Consegna A
Nel brano su Napoli, contro quale squadra è finita 1-1 la partita che ha rimandato la festa?
Consegna B
Trascrivi dal brano su Napoli tutto il testo da "È una giornata" fino a "di una settimana.".

Brano da esaminare
* * * *

Se, come affermava il grande Dostoevskij, la bellezza salverà il mondo, Napoli non avrebbe di che preoccuparsi. Perché una città fondata con amore e per amore, non ha certo timore del passare del tempo, proprio come la sirena Partenope, che secondo il mito, cercò di sedurre Ulisse con il suo canto nelle acque limpide del golfo, ma non riuscendo nel suo intento, per il dolore si gettò dalla roccia più alta, dando vita così a una città che ha nel DNA il cuore di una sirena.
Affascinante e “faticosa”, come una bella donna tutta da ammirare, Napoli espone il meglio ed il peggio di sé in un frangente di secondo.
Un panorama unico, e ancora più coinvolgente in questi giorni: il Napoli da capolista, rischia di alzare al cielo il terzo scudetto della sua storia, a distanza di 33 anni, quando ad alzarlo fu Maradona. Dunque tutti in fila a salutare il campione di sempre, un rito pagano svolto con devozione religiosa, come se Diego fosse comunque protagonista anche di questo scudetto, il primo senza di lui.
È una giornata piovosa, ma ai Quartieri Spagnoli le gocce d’acqua non attecchiscono, non c’è fisicamente spazio tra un fedele e l’altro, nonostante l’1-1 contro la Salernitana, che ha soltanto rimandato la festa di una settimana.

* * * *

[Voci del dataset]

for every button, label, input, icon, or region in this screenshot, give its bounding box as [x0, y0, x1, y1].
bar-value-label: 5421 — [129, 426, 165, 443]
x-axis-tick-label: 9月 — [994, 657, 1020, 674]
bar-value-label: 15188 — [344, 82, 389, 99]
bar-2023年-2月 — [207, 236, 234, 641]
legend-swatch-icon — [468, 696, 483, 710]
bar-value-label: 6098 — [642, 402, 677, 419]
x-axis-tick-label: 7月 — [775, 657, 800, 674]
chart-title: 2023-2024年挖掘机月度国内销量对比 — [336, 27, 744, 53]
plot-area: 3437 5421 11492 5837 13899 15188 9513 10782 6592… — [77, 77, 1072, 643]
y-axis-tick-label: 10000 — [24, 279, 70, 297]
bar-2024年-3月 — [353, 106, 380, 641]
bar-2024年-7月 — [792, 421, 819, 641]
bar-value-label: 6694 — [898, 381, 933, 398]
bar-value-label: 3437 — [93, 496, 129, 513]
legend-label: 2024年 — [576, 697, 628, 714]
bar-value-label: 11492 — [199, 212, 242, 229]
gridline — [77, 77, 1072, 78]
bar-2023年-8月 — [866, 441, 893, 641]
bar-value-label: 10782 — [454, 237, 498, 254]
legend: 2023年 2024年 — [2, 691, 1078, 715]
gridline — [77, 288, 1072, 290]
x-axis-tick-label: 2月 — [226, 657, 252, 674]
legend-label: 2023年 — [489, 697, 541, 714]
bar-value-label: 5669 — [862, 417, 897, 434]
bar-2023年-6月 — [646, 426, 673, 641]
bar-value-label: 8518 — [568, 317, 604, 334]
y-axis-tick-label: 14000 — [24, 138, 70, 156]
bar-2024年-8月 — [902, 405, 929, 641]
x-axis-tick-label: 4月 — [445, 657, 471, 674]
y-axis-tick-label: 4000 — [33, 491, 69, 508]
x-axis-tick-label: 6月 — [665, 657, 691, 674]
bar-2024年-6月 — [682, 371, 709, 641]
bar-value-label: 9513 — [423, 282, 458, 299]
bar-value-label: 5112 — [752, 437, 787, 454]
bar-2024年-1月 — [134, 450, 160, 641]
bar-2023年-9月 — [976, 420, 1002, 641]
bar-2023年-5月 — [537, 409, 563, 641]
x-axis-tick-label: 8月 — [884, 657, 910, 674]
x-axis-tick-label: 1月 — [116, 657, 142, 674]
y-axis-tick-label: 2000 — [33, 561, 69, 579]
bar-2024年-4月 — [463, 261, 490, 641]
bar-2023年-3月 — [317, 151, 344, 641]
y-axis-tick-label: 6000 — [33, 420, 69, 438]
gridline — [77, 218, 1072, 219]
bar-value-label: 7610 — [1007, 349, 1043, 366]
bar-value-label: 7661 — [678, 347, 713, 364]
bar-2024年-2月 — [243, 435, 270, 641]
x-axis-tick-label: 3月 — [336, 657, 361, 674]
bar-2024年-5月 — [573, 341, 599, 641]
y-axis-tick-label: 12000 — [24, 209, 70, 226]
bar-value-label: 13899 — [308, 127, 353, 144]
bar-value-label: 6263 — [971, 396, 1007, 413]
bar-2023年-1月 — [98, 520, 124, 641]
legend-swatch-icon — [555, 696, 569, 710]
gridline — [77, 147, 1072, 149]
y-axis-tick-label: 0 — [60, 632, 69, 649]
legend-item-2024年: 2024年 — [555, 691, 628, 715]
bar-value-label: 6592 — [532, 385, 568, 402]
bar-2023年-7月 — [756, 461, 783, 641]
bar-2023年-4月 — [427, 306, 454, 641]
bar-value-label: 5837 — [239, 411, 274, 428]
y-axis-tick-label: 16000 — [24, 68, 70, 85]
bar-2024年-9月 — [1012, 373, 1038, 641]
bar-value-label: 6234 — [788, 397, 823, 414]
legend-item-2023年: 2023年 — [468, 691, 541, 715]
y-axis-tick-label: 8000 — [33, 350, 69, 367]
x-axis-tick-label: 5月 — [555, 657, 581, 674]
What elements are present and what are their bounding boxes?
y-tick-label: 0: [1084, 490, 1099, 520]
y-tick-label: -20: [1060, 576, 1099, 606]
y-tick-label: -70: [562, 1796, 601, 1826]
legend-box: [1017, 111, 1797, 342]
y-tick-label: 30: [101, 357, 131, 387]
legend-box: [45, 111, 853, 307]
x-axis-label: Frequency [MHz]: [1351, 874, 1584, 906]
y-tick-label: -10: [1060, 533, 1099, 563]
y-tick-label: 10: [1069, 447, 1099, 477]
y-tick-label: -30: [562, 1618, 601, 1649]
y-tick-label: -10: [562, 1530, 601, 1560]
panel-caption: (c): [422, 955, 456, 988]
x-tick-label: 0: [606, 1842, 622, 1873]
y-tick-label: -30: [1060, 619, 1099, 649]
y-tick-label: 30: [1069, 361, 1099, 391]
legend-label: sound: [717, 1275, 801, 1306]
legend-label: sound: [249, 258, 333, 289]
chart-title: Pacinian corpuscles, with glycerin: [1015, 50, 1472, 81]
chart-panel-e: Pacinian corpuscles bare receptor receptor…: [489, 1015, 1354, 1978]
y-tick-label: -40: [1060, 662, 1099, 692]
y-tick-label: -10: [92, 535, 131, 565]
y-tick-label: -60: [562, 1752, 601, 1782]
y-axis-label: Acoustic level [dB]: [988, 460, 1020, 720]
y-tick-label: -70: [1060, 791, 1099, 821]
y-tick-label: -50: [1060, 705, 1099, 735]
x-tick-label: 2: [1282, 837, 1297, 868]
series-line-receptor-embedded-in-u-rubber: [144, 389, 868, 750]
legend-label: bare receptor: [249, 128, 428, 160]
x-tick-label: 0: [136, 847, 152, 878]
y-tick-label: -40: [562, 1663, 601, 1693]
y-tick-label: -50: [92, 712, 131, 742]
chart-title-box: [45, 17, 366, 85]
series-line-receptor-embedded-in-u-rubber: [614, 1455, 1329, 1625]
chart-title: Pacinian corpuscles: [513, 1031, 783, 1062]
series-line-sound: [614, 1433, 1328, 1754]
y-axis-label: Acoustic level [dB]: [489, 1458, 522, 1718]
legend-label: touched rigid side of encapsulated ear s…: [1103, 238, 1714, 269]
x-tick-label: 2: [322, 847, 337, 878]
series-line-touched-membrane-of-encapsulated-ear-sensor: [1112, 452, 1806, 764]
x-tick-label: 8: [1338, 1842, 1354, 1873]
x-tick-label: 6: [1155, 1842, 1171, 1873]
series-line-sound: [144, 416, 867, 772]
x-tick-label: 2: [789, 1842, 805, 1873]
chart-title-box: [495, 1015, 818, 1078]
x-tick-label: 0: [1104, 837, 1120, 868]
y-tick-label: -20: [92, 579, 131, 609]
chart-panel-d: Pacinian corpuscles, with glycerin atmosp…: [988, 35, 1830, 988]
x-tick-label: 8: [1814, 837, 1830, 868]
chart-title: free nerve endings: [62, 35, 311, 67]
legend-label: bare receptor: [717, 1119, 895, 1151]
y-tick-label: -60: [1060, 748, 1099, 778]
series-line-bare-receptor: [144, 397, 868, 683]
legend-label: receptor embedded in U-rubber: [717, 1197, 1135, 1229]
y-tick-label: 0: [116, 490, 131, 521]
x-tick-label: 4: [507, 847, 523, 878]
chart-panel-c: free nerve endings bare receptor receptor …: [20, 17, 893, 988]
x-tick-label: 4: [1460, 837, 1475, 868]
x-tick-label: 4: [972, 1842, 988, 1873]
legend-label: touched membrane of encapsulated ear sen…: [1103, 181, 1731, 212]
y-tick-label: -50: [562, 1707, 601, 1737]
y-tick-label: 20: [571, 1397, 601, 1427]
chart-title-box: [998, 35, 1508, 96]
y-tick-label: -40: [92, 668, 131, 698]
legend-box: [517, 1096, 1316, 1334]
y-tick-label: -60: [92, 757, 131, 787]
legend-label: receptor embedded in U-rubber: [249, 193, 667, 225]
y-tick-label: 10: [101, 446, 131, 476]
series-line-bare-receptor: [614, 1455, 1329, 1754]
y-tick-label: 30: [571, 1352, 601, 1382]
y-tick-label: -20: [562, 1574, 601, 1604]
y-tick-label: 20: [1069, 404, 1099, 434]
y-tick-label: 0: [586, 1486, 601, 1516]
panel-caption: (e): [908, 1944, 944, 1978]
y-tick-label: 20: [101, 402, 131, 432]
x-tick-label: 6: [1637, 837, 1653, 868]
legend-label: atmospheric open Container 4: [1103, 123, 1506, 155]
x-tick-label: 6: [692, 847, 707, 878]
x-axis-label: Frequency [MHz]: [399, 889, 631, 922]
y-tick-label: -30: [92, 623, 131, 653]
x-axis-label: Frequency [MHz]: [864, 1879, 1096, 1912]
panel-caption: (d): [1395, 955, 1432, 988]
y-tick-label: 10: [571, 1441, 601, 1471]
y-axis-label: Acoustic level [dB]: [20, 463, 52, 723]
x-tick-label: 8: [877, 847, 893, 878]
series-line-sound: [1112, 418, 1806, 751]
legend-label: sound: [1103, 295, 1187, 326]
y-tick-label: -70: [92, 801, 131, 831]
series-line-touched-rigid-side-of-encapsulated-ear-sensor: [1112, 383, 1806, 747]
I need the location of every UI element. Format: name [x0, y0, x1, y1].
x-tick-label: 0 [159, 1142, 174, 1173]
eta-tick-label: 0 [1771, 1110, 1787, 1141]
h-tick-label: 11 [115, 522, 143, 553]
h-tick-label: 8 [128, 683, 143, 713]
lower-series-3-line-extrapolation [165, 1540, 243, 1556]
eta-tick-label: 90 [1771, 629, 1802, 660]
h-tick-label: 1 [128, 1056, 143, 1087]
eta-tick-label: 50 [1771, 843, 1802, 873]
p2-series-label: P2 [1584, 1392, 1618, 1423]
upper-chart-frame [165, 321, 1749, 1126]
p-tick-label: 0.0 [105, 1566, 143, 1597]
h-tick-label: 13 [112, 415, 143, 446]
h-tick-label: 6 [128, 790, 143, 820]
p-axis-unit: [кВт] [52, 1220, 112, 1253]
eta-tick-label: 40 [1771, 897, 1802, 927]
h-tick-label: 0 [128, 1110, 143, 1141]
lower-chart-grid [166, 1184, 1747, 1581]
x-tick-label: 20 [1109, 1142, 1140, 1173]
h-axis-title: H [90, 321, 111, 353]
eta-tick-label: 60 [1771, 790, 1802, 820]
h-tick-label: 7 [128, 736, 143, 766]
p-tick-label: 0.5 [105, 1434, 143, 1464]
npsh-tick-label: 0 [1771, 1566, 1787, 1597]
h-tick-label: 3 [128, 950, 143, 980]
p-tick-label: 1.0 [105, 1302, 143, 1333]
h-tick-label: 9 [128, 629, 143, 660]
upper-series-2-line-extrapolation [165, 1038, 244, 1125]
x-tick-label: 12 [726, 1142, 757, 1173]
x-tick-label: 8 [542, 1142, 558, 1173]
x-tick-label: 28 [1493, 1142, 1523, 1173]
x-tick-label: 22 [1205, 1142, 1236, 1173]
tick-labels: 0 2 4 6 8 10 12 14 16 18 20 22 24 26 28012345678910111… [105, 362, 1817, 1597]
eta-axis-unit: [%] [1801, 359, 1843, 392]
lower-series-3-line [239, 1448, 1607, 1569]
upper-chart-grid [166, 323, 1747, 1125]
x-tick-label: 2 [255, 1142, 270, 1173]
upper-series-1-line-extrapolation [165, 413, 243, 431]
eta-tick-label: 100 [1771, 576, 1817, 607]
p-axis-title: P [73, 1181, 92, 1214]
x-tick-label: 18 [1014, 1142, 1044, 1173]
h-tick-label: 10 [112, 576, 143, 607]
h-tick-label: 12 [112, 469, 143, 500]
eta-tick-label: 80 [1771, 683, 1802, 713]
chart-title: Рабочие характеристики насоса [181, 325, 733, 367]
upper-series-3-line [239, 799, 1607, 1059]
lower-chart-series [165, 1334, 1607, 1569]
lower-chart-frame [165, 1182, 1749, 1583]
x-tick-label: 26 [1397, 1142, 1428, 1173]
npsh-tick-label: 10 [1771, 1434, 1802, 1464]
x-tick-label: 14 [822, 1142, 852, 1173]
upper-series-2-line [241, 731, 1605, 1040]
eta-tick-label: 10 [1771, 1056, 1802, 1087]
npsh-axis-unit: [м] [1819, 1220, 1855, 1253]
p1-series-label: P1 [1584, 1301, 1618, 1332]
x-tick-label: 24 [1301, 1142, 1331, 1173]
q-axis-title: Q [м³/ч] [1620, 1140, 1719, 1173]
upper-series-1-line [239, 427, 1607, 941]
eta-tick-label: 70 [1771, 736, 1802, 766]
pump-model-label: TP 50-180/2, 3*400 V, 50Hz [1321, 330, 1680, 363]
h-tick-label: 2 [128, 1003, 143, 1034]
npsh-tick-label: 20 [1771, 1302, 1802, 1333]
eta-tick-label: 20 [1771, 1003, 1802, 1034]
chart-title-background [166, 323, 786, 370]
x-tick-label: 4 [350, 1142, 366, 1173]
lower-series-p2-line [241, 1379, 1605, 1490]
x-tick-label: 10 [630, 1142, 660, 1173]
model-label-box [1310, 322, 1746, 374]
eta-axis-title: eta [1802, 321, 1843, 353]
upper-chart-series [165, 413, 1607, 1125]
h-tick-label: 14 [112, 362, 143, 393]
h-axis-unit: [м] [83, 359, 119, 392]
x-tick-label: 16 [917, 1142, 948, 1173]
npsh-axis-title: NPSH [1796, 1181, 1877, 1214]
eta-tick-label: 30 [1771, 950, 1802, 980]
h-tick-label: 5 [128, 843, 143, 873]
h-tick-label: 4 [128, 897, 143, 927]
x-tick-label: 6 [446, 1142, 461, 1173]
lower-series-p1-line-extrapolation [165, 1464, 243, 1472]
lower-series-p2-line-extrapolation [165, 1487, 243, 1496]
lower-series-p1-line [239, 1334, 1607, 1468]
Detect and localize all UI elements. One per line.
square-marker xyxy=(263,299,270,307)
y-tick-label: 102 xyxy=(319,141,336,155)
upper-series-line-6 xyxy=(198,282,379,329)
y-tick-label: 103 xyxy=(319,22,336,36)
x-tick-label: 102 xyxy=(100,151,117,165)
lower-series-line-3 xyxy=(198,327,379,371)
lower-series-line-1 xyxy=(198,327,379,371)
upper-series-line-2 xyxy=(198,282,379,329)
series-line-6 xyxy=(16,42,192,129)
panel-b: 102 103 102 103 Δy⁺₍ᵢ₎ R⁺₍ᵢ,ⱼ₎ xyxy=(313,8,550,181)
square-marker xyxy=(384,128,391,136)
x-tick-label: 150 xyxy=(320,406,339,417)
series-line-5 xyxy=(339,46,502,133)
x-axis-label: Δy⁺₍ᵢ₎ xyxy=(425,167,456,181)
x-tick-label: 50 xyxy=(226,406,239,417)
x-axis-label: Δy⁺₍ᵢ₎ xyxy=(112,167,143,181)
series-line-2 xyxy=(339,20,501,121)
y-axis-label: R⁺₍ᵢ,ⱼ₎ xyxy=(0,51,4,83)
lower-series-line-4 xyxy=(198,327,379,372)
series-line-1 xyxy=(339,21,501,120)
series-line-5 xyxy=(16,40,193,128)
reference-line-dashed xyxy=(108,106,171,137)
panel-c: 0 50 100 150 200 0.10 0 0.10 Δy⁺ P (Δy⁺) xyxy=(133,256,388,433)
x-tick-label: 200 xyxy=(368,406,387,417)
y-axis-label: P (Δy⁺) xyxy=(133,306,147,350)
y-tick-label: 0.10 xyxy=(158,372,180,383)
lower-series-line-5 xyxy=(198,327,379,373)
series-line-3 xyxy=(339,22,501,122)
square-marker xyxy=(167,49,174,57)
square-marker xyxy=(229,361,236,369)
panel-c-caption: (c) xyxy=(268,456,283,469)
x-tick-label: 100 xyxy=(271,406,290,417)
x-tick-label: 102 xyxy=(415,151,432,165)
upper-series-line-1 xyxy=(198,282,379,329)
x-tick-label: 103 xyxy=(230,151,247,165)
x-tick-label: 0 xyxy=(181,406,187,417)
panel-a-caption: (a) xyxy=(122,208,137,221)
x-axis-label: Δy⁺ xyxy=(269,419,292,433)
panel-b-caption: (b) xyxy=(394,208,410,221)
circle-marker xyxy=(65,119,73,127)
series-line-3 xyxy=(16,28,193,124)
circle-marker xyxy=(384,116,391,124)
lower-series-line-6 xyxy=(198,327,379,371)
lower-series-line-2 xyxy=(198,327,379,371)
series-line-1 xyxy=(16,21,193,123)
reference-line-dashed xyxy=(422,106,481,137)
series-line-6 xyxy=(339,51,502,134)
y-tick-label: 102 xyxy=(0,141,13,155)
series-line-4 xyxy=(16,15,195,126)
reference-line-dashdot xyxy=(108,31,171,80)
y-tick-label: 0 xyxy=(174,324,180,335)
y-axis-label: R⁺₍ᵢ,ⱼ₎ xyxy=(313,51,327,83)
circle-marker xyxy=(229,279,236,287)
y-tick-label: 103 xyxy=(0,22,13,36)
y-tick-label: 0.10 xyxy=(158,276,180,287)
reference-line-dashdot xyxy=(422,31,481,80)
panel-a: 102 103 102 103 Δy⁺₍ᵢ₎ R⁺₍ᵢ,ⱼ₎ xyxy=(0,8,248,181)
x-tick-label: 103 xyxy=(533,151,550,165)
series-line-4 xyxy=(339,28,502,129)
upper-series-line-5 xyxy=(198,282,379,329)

* * * *

Risposta scritta A
Contro la Salernitana.

Risposta scritta B
È una giornata piovosa, ma ai Quartieri Spagnoli le gocce d’acqua non attecchiscono, non c’è fisicamente spazio tra un fedele e l’altro, nonostante l’1-1 contro la Salernitana, che ha soltanto rimandato la festa di una settimana.